SET PROBLEM — Keep every line where the word "lines" appears; drop the rest.

PROVIDED DATA —
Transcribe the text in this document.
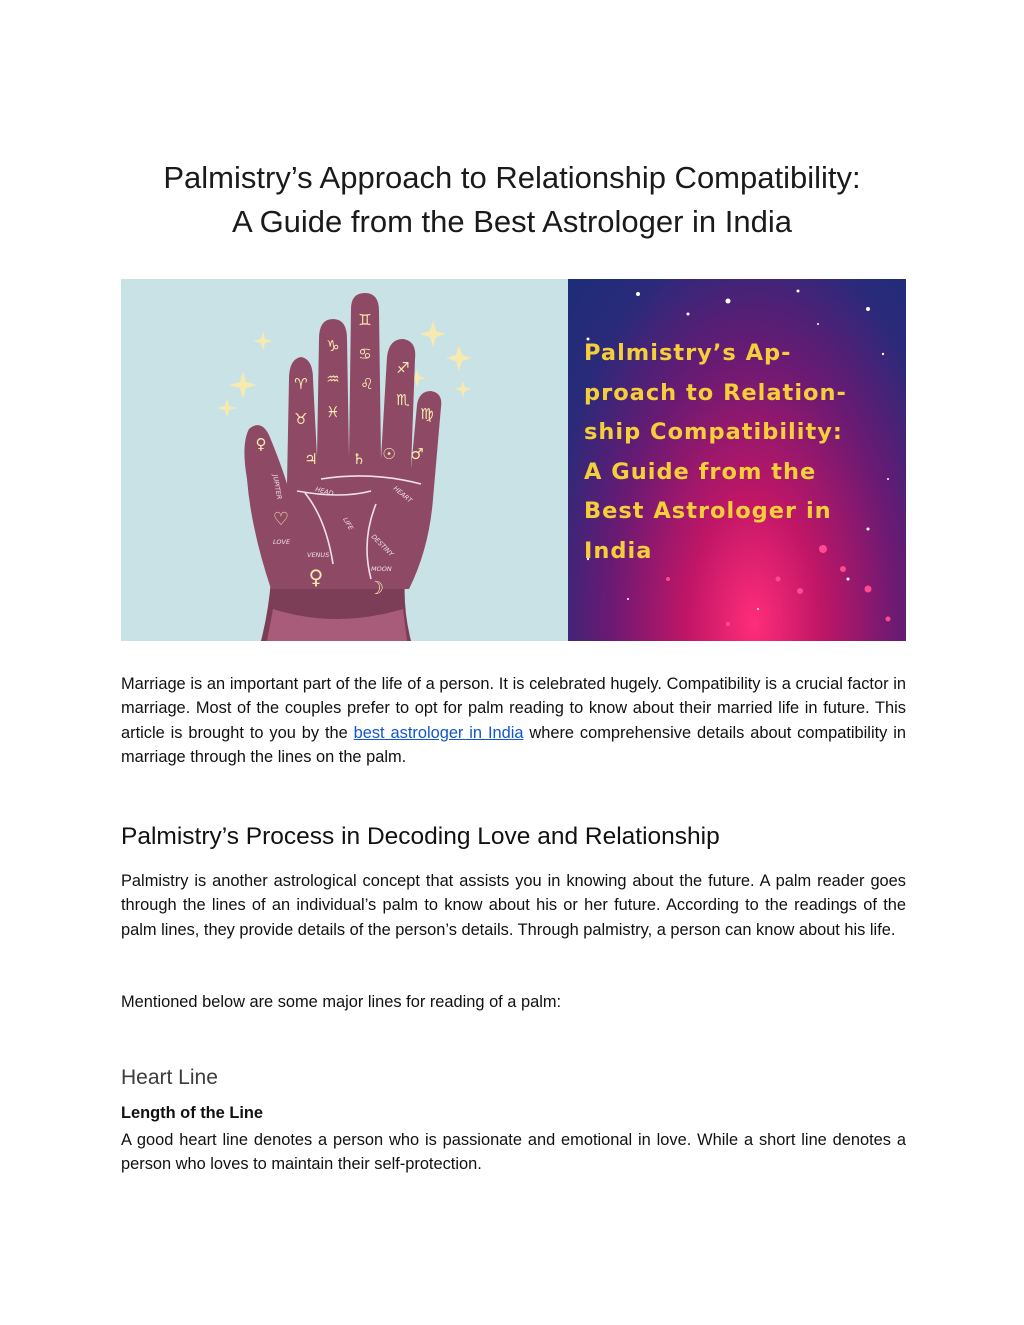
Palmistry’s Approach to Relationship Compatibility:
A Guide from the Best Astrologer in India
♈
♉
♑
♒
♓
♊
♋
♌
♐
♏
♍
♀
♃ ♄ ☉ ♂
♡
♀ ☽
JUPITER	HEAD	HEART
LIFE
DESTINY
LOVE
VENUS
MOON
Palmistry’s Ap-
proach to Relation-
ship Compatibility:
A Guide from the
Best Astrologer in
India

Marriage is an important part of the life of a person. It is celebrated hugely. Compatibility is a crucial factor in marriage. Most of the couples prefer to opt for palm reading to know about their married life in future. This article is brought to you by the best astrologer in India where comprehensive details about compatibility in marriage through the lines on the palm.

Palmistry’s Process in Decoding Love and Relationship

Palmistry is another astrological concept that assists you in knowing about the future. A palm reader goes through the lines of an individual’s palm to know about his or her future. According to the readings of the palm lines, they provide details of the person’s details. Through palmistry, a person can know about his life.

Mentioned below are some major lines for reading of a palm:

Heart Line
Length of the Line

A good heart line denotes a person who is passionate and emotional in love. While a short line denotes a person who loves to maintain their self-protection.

...

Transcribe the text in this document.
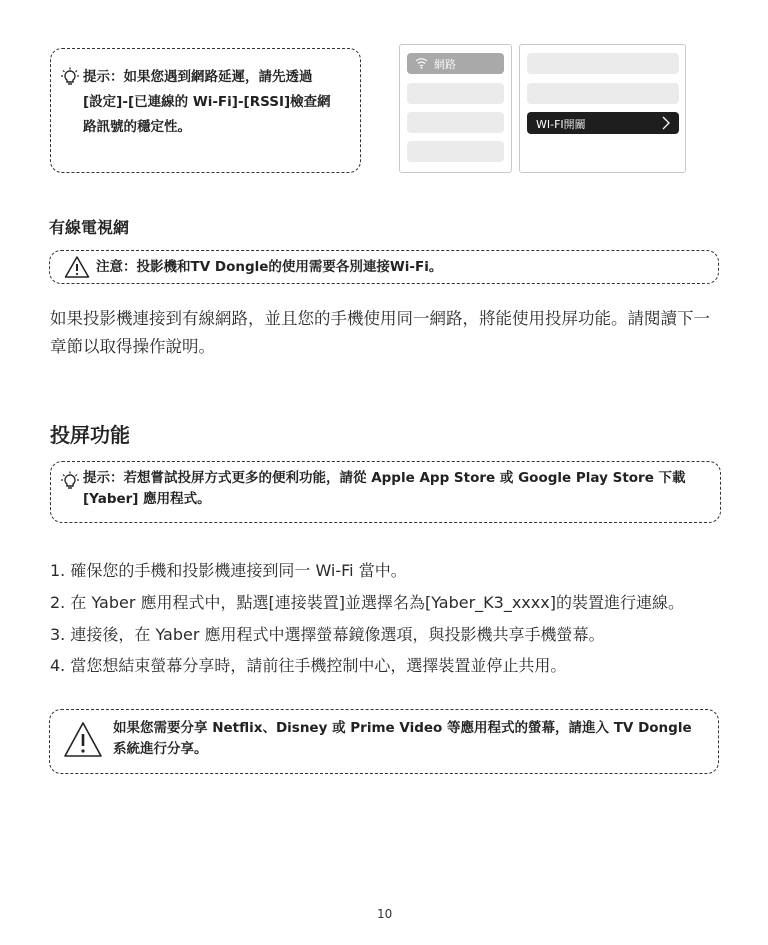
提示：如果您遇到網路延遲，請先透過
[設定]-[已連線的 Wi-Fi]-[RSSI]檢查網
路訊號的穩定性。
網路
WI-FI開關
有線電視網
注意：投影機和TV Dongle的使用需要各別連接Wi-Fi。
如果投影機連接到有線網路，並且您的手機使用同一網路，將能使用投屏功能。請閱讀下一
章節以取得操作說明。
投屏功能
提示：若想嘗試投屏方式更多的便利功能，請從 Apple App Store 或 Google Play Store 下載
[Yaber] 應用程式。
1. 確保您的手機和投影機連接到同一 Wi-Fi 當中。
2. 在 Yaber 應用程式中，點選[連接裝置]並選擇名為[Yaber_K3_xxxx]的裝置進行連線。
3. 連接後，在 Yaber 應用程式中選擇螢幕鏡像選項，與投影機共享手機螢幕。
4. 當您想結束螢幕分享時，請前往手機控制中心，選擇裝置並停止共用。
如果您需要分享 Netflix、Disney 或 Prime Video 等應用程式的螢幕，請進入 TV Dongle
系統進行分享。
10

COMPLETED TASK —
Marriage is an important part of the life of a person. It is celebrated hugely. Compatibility is a crucial factor in marriage. Most of the couples prefer to opt for palm reading to know about their married life in future. This article is brought to you by the best astrologer in India where comprehensive details about compatibility in marriage through the lines on the palm.
Palmistry is another astrological concept that assists you in knowing about the future. A palm reader goes through the lines of an individual’s palm to know about his or her future. According to the readings of the palm lines, they provide details of the person’s details. Through palmistry, a person can know about his life.
Mentioned below are some major lines for reading of a palm:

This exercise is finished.